GIVEN ENTRIES start
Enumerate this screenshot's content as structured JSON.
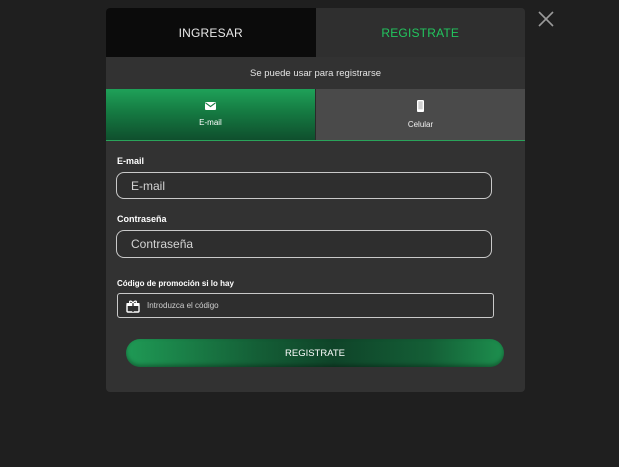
{
  "tabs": {
    "login": "INGRESAR",
    "register": "REGISTRATE"
  },
  "subtitle": "Se puede usar para registrarse",
  "methods": {
    "email": "E-mail",
    "phone": "Celular"
  },
  "form": {
    "email_label": "E-mail",
    "email_placeholder": "E-mail",
    "password_label": "Contraseña",
    "password_placeholder": "Contraseña",
    "promo_label": "Código de promoción si lo hay",
    "promo_placeholder": "Introduzca el código"
  },
  "submit_label": "REGISTRATE",
  "colors": {
    "accent": "#22c55e",
    "button_green": "#157a42",
    "background": "#1f1f1f",
    "panel": "#323232"
  },
  "icons": {
    "close": "close-icon",
    "email": "envelope-icon",
    "phone": "mobile-phone-icon",
    "promo": "gift-icon"
  }
}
GIVEN ENTRIES end
_TASK GOAL:_ Return each line exactly as written. Any picture gets left out.

_ANSWER TO THIS TASK:_
Enumerate this screenshot's content as structured JSON.
{
  "tabs": {
    "login": "INGRESAR",
    "register": "REGISTRATE"
  },
  "subtitle": "Se puede usar para registrarse",
  "methods": {
    "email": "E-mail",
    "phone": "Celular"
  },
  "form": {
    "email_label": "E-mail",
    "email_placeholder": "E-mail",
    "password_label": "Contraseña",
    "password_placeholder": "Contraseña",
    "promo_label": "Código de promoción si lo hay",
    "promo_placeholder": "Introduzca el código"
  },
  "submit_label": "REGISTRATE",
  "colors": {
    "accent": "#22c55e",
    "button_green": "#157a42",
    "background": "#1f1f1f",
    "panel": "#323232"
  },
  "icons": {
    "close": "close-icon",
    "email": "envelope-icon",
    "phone": "mobile-phone-icon",
    "promo": "gift-icon"
  }
}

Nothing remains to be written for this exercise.